== RECORD EXTRACTS ==

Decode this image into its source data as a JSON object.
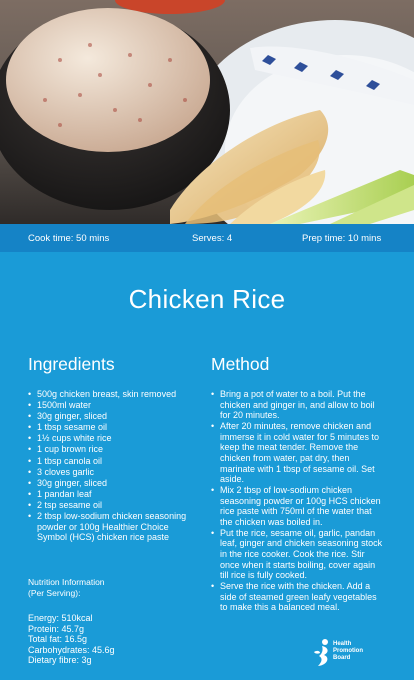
{
  "header_photo": {
    "description_icon": "chicken-rice-photo"
  },
  "info_strip": {
    "cook_time": "Cook time: 50 mins",
    "serves": "Serves: 4",
    "prep_time": "Prep time: 10 mins"
  },
  "title": "Chicken Rice",
  "ingredients": {
    "heading": "Ingredients",
    "items": [
      "500g chicken breast, skin removed",
      "1500ml water",
      "30g ginger, sliced",
      "1 tbsp sesame oil",
      "1½ cups white rice",
      "1 cup brown rice",
      "1 tbsp canola oil",
      "3 cloves garlic",
      "30g ginger, sliced",
      "1 pandan leaf",
      "2 tsp sesame oil",
      "2 tbsp low-sodium chicken seasoning powder or 100g Healthier Choice Symbol (HCS) chicken rice paste"
    ]
  },
  "nutrition": {
    "heading": "Nutrition Information",
    "subheading": "(Per Serving):",
    "facts": [
      "Energy: 510kcal",
      "Protein: 45.7g",
      "Total fat: 16.5g",
      "Carbohydrates: 45.6g",
      "Dietary fibre: 3g"
    ]
  },
  "method": {
    "heading": "Method",
    "steps": [
      "Bring a pot of water to a boil. Put the chicken and ginger in, and allow to boil for 20 minutes.",
      "After 20 minutes, remove chicken and immerse it in cold water for 5 minutes to keep the meat tender. Remove the chicken from water, pat dry, then marinate with 1 tbsp of sesame oil. Set aside.",
      "Mix 2 tbsp of low-sodium chicken seasoning powder or 100g HCS chicken rice paste with 750ml of the water that the chicken was boiled in.",
      "Put the rice, sesame oil, garlic, pandan leaf, ginger and chicken seasoning stock in the rice cooker. Cook the rice. Stir once when it starts boiling, cover again till rice is fully cooked.",
      "Serve the rice with the chicken. Add a side of steamed green leafy vegetables to make this a balanced meal."
    ]
  },
  "logo": {
    "line1": "Health",
    "line2": "Promotion",
    "line3": "Board"
  },
  "colors": {
    "background": "#1a9bd7",
    "strip": "#1583c6",
    "text": "#ffffff"
  }
}
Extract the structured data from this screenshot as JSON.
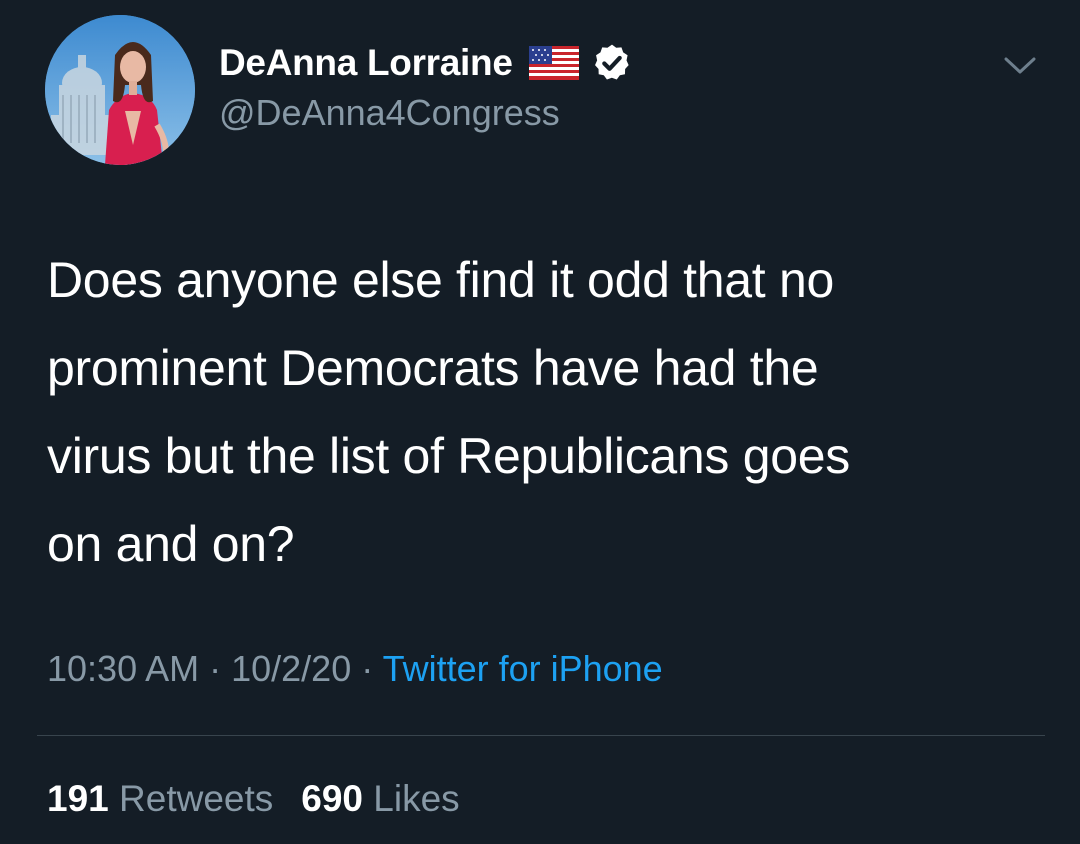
{
  "author": {
    "display_name": "DeAnna Lorraine",
    "handle": "@DeAnna4Congress",
    "avatar_icon": "profile-photo",
    "badges": [
      "us-flag-icon",
      "verified-icon"
    ]
  },
  "tweet": {
    "lines": [
      "Does anyone else find it odd that no",
      "prominent Democrats have had the",
      "virus but the list of Republicans goes",
      "on and on?"
    ]
  },
  "meta": {
    "time": "10:30 AM",
    "separator": " · ",
    "date": "10/2/20",
    "source": "Twitter for iPhone"
  },
  "stats": {
    "retweets_count": "191",
    "retweets_label": "Retweets",
    "likes_count": "690",
    "likes_label": "Likes"
  },
  "colors": {
    "background": "#141d26",
    "text_primary": "#ffffff",
    "text_secondary": "#8899a6",
    "link": "#1da1f2",
    "divider": "#38444d"
  }
}
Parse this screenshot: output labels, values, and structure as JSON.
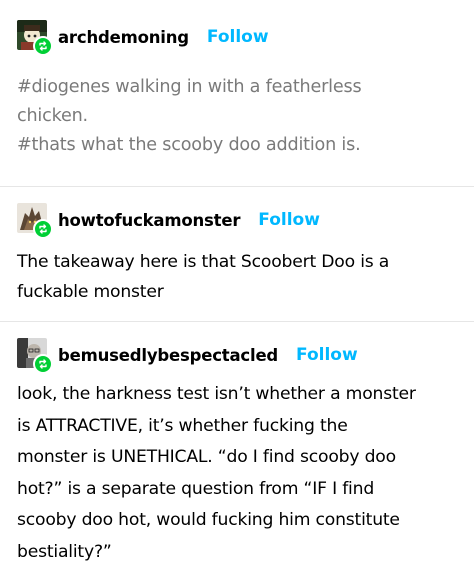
{
  "posts": [
    {
      "username": "archdemoning",
      "follow_label": "Follow",
      "tags": [
        "#diogenes walking in with a featherless",
        "chicken.",
        "#thats what the scooby doo addition is."
      ]
    },
    {
      "username": "howtofuckamonster",
      "follow_label": "Follow",
      "lines": [
        "The takeaway here is that Scoobert Doo is a",
        "fuckable monster"
      ]
    },
    {
      "username": "bemusedlybespectacled",
      "follow_label": "Follow",
      "lines": [
        "look, the harkness test isn’t whether a monster",
        "is ATTRACTIVE, it’s whether fucking the",
        "monster is UNETHICAL. “do I find scooby doo",
        "hot?” is a separate question from “IF I find",
        "scooby doo hot, would fucking him constitute",
        "bestiality?”"
      ]
    }
  ],
  "colors": {
    "follow": "#00b8ff",
    "reblog_badge": "#00cf35",
    "tag_text": "#7a7a7a",
    "divider": "#e6e6e6"
  },
  "icons": {
    "reblog": "reblog-icon"
  }
}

===

**TASK ITEM:**
Exactly as written, reproduce all of the entries while dropping the pictures.

**TASK OUTPUT:**
Decode this image into its source data as a JSON object.
{
  "header_photo": {
    "description_icon": "chicken-rice-photo"
  },
  "info_strip": {
    "cook_time": "Cook time: 50 mins",
    "serves": "Serves: 4",
    "prep_time": "Prep time: 10 mins"
  },
  "title": "Chicken Rice",
  "ingredients": {
    "heading": "Ingredients",
    "items": [
      "500g chicken breast, skin removed",
      "1500ml water",
      "30g ginger, sliced",
      "1 tbsp sesame oil",
      "1½ cups white rice",
      "1 cup brown rice",
      "1 tbsp canola oil",
      "3 cloves garlic",
      "30g ginger, sliced",
      "1 pandan leaf",
      "2 tsp sesame oil",
      "2 tbsp low-sodium chicken seasoning powder or 100g Healthier Choice Symbol (HCS) chicken rice paste"
    ]
  },
  "nutrition": {
    "heading": "Nutrition Information",
    "subheading": "(Per Serving):",
    "facts": [
      "Energy: 510kcal",
      "Protein: 45.7g",
      "Total fat: 16.5g",
      "Carbohydrates: 45.6g",
      "Dietary fibre: 3g"
    ]
  },
  "method": {
    "heading": "Method",
    "steps": [
      "Bring a pot of water to a boil. Put the chicken and ginger in, and allow to boil for 20 minutes.",
      "After 20 minutes, remove chicken and immerse it in cold water for 5 minutes to keep the meat tender. Remove the chicken from water, pat dry, then marinate with 1 tbsp of sesame oil. Set aside.",
      "Mix 2 tbsp of low-sodium chicken seasoning powder or 100g HCS chicken rice paste with 750ml of the water that the chicken was boiled in.",
      "Put the rice, sesame oil, garlic, pandan leaf, ginger and chicken seasoning stock in the rice cooker. Cook the rice. Stir once when it starts boiling, cover again till rice is fully cooked.",
      "Serve the rice with the chicken. Add a side of steamed green leafy vegetables to make this a balanced meal."
    ]
  },
  "logo": {
    "line1": "Health",
    "line2": "Promotion",
    "line3": "Board"
  },
  "colors": {
    "background": "#1a9bd7",
    "strip": "#1583c6",
    "text": "#ffffff"
  }
}
Extract the structured data from this screenshot as JSON.
{
  "author": {
    "display_name": "DeAnna Lorraine",
    "handle": "@DeAnna4Congress",
    "avatar_icon": "profile-photo",
    "badges": [
      "us-flag-icon",
      "verified-icon"
    ]
  },
  "tweet": {
    "lines": [
      "Does anyone else find it odd that no",
      "prominent Democrats have had the",
      "virus but the list of Republicans goes",
      "on and on?"
    ]
  },
  "meta": {
    "time": "10:30 AM",
    "separator": " · ",
    "date": "10/2/20",
    "source": "Twitter for iPhone"
  },
  "stats": {
    "retweets_count": "191",
    "retweets_label": "Retweets",
    "likes_count": "690",
    "likes_label": "Likes"
  },
  "colors": {
    "background": "#141d26",
    "text_primary": "#ffffff",
    "text_secondary": "#8899a6",
    "link": "#1da1f2",
    "divider": "#38444d"
  }
}
Parse this screenshot: output labels, values, and structure as JSON.
{
  "posts": [
    {
      "username": "archdemoning",
      "follow_label": "Follow",
      "tags": [
        "#diogenes walking in with a featherless",
        "chicken.",
        "#thats what the scooby doo addition is."
      ]
    },
    {
      "username": "howtofuckamonster",
      "follow_label": "Follow",
      "lines": [
        "The takeaway here is that Scoobert Doo is a",
        "fuckable monster"
      ]
    },
    {
      "username": "bemusedlybespectacled",
      "follow_label": "Follow",
      "lines": [
        "look, the harkness test isn’t whether a monster",
        "is ATTRACTIVE, it’s whether fucking the",
        "monster is UNETHICAL. “do I find scooby doo",
        "hot?” is a separate question from “IF I find",
        "scooby doo hot, would fucking him constitute",
        "bestiality?”"
      ]
    }
  ],
  "colors": {
    "follow": "#00b8ff",
    "reblog_badge": "#00cf35",
    "tag_text": "#7a7a7a",
    "divider": "#e6e6e6"
  },
  "icons": {
    "reblog": "reblog-icon"
  }
}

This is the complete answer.